- _Written problem_: Extract each line containing the string "Ledyard".

- _Entries_:
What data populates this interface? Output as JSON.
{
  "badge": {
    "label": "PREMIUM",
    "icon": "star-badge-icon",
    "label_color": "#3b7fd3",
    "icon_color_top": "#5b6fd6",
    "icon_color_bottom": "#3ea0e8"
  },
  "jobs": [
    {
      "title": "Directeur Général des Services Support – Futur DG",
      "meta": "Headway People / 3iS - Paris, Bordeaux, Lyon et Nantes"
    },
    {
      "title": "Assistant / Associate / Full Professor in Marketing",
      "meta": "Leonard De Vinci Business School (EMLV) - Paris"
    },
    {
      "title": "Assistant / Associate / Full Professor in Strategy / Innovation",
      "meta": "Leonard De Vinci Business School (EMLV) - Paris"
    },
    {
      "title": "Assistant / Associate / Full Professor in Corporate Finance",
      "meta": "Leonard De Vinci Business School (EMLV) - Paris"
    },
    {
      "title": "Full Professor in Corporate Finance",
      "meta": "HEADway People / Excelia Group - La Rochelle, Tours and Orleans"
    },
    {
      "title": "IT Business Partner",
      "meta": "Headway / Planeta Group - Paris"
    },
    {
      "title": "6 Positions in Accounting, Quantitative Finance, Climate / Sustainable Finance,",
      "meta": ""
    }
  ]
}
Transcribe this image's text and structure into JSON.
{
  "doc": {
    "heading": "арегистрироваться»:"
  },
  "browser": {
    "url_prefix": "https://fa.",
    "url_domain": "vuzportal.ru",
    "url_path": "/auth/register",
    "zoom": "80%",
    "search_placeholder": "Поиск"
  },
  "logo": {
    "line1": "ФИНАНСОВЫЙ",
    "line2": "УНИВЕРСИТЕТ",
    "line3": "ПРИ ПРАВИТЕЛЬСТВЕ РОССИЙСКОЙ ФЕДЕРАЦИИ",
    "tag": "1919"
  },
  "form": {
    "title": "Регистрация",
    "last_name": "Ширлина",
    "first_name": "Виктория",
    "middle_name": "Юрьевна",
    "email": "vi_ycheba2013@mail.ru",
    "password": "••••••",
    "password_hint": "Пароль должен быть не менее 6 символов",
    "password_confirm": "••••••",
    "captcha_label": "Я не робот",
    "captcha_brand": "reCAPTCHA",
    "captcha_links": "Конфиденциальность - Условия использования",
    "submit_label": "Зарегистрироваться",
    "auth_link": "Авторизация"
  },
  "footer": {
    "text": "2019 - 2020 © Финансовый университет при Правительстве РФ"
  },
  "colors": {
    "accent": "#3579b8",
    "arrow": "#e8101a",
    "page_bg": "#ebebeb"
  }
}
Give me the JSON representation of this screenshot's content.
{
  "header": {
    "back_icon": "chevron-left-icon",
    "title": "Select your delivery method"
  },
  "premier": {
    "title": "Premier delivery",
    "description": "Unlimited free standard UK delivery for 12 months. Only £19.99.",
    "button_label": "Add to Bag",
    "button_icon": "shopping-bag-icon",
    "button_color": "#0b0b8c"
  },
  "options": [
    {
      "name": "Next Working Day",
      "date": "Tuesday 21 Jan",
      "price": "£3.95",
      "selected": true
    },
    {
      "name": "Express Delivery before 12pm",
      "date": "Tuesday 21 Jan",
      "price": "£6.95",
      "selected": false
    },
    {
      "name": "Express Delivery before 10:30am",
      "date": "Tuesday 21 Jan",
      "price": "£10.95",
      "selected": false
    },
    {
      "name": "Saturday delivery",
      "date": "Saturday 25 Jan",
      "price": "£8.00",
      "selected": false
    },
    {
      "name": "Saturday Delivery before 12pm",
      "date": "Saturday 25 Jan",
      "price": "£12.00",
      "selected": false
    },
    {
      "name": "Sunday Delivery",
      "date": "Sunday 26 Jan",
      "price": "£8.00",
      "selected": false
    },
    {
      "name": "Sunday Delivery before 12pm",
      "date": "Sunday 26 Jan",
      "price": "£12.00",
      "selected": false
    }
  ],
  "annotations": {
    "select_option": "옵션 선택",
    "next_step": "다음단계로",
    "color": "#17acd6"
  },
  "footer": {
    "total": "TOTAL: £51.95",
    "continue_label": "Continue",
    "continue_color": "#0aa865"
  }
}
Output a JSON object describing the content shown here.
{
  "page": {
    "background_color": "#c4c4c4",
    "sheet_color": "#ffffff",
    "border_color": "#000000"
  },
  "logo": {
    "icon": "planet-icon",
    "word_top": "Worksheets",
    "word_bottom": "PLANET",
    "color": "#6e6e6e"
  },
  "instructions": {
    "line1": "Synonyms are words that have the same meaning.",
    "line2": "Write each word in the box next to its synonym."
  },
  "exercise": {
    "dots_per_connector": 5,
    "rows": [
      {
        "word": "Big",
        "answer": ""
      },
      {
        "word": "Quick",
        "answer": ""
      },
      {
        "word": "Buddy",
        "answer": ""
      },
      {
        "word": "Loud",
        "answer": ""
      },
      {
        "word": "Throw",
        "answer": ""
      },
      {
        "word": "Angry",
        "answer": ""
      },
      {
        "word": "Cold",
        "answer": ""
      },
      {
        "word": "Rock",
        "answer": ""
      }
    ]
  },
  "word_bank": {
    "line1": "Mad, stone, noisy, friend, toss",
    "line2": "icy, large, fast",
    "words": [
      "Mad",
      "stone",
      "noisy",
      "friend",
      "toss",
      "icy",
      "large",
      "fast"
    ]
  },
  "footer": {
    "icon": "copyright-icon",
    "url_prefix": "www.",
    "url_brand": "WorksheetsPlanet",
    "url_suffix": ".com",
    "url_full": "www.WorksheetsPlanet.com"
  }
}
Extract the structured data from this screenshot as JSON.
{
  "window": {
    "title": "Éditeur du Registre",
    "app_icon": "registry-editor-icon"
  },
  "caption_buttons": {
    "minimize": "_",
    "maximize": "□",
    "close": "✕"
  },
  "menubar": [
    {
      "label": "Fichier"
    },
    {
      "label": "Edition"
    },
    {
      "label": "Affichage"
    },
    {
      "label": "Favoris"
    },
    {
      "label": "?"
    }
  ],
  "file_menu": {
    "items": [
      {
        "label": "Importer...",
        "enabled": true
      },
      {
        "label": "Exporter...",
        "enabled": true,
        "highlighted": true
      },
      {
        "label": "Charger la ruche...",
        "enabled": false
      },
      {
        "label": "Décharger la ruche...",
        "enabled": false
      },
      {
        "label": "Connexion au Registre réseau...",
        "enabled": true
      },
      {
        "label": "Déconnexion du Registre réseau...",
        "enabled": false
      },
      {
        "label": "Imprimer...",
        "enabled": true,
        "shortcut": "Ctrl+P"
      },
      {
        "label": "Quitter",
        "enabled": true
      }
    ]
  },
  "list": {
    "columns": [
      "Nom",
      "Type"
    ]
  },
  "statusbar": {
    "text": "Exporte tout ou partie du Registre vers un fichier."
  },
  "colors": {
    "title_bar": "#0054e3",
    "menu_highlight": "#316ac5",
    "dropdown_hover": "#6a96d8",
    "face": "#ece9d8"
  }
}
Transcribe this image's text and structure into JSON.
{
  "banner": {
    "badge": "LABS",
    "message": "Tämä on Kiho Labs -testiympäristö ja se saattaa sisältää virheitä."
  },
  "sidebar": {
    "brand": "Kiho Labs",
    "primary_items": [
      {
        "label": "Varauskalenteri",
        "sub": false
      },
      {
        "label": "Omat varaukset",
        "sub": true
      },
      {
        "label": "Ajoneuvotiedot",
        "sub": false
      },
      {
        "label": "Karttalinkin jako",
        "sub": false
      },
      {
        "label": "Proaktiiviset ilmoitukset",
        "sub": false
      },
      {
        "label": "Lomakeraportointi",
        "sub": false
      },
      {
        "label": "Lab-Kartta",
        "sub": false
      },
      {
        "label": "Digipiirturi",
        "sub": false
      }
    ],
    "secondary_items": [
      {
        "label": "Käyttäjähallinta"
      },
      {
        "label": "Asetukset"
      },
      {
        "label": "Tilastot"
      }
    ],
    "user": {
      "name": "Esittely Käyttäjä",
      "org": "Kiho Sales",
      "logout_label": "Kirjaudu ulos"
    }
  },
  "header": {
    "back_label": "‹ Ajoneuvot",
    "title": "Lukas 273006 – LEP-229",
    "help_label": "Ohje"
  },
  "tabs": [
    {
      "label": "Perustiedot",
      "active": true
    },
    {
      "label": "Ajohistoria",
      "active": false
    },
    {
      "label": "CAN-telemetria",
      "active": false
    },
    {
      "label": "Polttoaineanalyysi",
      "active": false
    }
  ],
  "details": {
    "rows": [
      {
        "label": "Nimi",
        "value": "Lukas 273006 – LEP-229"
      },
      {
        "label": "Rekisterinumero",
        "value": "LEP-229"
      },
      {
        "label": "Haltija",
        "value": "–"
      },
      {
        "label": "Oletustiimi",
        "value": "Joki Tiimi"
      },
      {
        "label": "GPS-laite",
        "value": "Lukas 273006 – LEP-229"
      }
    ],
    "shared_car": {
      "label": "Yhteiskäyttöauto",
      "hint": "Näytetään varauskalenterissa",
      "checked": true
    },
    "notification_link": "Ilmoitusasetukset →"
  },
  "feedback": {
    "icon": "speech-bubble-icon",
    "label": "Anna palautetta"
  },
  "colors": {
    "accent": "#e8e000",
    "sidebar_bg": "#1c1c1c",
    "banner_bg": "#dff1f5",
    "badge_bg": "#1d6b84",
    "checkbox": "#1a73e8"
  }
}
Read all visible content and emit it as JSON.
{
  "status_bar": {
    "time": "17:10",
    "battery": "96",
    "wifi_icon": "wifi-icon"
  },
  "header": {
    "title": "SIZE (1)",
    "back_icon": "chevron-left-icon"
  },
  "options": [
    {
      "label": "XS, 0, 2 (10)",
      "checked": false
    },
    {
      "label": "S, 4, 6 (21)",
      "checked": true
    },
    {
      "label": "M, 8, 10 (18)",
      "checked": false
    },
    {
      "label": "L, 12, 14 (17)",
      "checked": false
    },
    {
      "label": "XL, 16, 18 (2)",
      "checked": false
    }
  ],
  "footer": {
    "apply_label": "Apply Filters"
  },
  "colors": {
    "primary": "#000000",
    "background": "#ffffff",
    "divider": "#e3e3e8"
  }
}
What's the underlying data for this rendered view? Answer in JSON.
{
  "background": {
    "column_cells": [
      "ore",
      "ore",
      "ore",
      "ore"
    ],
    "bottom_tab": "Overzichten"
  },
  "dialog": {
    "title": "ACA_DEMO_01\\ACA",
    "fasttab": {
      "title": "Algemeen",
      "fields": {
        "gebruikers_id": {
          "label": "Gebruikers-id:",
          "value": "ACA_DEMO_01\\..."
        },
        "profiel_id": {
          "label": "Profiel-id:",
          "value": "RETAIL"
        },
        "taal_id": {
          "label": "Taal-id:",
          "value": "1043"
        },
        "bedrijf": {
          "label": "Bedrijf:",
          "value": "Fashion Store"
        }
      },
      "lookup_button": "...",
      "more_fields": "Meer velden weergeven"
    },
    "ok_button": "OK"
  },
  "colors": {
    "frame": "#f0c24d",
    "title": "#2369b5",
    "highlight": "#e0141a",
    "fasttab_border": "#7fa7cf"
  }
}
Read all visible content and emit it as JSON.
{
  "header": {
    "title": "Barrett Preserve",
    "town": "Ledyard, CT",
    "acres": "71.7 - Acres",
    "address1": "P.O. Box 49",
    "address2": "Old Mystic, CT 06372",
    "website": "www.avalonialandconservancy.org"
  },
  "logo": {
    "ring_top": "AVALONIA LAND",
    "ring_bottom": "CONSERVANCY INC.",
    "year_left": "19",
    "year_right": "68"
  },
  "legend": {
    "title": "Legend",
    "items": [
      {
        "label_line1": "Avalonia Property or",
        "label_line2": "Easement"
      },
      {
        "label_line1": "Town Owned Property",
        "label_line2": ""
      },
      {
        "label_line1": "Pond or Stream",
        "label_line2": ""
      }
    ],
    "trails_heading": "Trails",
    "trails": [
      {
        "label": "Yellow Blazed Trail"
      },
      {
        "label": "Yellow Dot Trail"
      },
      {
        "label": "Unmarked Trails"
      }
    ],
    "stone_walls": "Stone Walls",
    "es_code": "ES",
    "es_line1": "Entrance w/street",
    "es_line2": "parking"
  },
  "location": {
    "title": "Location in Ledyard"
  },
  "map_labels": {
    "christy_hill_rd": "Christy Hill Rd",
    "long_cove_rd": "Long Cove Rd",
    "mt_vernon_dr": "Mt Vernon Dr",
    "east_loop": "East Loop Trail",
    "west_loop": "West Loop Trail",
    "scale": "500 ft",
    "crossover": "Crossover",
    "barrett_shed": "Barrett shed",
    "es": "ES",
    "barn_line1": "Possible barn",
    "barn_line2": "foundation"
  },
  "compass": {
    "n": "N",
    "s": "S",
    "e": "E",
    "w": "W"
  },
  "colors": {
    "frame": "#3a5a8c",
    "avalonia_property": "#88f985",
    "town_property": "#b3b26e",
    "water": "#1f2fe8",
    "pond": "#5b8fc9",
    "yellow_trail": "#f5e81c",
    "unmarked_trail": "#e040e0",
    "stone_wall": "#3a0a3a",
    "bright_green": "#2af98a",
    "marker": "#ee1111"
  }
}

- _The answer_:
    "town": "Ledyard, CT",
    "title": "Location in Ledyard"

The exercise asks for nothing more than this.